- Given exercise -
Repeat the entire listing exactly as written.

- Data rows -
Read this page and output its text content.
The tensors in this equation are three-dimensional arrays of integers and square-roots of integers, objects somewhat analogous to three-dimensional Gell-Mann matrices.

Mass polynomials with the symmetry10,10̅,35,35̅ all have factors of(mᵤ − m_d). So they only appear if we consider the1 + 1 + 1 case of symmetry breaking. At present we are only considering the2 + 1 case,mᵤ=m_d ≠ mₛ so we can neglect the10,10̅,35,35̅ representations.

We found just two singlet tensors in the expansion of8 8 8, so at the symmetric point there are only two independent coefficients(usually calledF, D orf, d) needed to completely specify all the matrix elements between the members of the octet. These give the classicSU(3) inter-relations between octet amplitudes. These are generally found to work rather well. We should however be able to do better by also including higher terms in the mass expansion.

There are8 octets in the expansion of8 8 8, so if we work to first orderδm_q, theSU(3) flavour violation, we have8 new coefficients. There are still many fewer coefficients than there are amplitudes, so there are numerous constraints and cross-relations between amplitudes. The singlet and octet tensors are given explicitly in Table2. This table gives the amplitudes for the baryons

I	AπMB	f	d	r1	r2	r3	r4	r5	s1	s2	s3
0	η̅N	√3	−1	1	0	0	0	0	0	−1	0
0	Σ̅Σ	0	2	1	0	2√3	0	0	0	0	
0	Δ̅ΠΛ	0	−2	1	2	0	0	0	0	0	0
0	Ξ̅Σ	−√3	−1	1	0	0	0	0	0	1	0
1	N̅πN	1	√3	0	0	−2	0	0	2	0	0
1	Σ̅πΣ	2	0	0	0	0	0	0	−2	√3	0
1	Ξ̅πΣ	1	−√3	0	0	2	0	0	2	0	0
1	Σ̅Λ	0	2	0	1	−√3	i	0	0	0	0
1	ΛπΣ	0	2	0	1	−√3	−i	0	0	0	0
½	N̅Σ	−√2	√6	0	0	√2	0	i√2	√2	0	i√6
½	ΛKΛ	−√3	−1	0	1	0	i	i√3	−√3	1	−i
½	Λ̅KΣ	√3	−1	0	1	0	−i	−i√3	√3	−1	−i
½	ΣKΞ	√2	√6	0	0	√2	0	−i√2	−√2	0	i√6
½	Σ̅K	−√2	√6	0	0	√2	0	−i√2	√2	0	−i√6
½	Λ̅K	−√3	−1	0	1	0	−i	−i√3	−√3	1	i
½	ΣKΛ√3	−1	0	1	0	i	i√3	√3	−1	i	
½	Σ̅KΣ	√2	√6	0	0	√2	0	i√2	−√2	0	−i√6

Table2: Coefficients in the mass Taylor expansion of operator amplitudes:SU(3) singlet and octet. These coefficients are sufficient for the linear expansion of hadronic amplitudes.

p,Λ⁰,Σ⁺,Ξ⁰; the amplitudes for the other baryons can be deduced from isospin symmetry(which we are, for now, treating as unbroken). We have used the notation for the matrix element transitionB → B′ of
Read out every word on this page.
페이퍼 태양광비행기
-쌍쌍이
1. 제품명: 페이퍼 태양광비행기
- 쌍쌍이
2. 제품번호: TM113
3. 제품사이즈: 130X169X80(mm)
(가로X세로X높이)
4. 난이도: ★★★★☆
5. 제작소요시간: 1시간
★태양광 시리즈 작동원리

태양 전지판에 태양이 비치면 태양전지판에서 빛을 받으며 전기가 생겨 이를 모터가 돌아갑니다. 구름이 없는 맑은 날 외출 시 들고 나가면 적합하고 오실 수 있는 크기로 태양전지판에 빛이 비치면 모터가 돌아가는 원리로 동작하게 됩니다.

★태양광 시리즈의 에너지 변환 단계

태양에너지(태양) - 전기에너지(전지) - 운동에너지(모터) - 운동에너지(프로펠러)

- Solution for this exercise -
Read this page and output its text content.
The tensors in this equation are three-dimensional arrays of integers and square-roots of integers, objects somewhat analogous to three-dimensional Gell-Mann matrices.

Mass polynomials with the symmetry10,10̅,35,35̅ all have factors of(mᵤ − m_d). So they only appear if we consider the1 + 1 + 1 case of symmetry breaking. At present we are only considering the2 + 1 case,mᵤ=m_d ≠ mₛ so we can neglect the10,10̅,35,35̅ representations.

We found just two singlet tensors in the expansion of8 8 8, so at the symmetric point there are only two independent coefficients(usually calledF, D orf, d) needed to completely specify all the matrix elements between the members of the octet. These give the classicSU(3) inter-relations between octet amplitudes. These are generally found to work rather well. We should however be able to do better by also including higher terms in the mass expansion.

There are8 octets in the expansion of8 8 8, so if we work to first orderδm_q, theSU(3) flavour violation, we have8 new coefficients. There are still many fewer coefficients than there are amplitudes, so there are numerous constraints and cross-relations between amplitudes. The singlet and octet tensors are given explicitly in Table2. This table gives the amplitudes for the baryons

I	AπMB	f	d	r1	r2	r3	r4	r5	s1	s2	s3
0	η̅N	√3	−1	1	0	0	0	0	0	−1	0
0	Σ̅Σ	0	2	1	0	2√3	0	0	0	0	
0	Δ̅ΠΛ	0	−2	1	2	0	0	0	0	0	0
0	Ξ̅Σ	−√3	−1	1	0	0	0	0	0	1	0
1	N̅πN	1	√3	0	0	−2	0	0	2	0	0
1	Σ̅πΣ	2	0	0	0	0	0	0	−2	√3	0
1	Ξ̅πΣ	1	−√3	0	0	2	0	0	2	0	0
1	Σ̅Λ	0	2	0	1	−√3	i	0	0	0	0
1	ΛπΣ	0	2	0	1	−√3	−i	0	0	0	0
½	N̅Σ	−√2	√6	0	0	√2	0	i√2	√2	0	i√6
½	ΛKΛ	−√3	−1	0	1	0	i	i√3	−√3	1	−i
½	Λ̅KΣ	√3	−1	0	1	0	−i	−i√3	√3	−1	−i
½	ΣKΞ	√2	√6	0	0	√2	0	−i√2	−√2	0	i√6
½	Σ̅K	−√2	√6	0	0	√2	0	−i√2	√2	0	−i√6
½	Λ̅K	−√3	−1	0	1	0	−i	−i√3	−√3	1	i
½	ΣKΛ√3	−1	0	1	0	i	i√3	√3	−1	i	
½	Σ̅KΣ	√2	√6	0	0	√2	0	i√2	−√2	0	−i√6

Table2: Coefficients in the mass Taylor expansion of operator amplitudes:SU(3) singlet and octet. These coefficients are sufficient for the linear expansion of hadronic amplitudes.

p,Λ⁰,Σ⁺,Ξ⁰; the amplitudes for the other baryons can be deduced from isospin symmetry(which we are, for now, treating as unbroken). We have used the notation for the matrix element transitionB → B′ of
Read out every word on this page.
페이퍼 태양광비행기
-쌍쌍이
1. 제품명: 페이퍼 태양광비행기
- 쌍쌍이
2. 제품번호: TM113
3. 제품사이즈: 130X169X80(mm)
(가로X세로X높이)
4. 난이도: ★★★★☆
5. 제작소요시간: 1시간
★태양광 시리즈 작동원리

태양 전지판에 태양이 비치면 태양전지판에서 빛을 받으며 전기가 생겨 이를 모터가 돌아갑니다. 구름이 없는 맑은 날 외출 시 들고 나가면 적합하고 오실 수 있는 크기로 태양전지판에 빛이 비치면 모터가 돌아가는 원리로 동작하게 됩니다.

★태양광 시리즈의 에너지 변환 단계

태양에너지(태양) - 전기에너지(전지) - 운동에너지(모터) - 운동에너지(프로펠러)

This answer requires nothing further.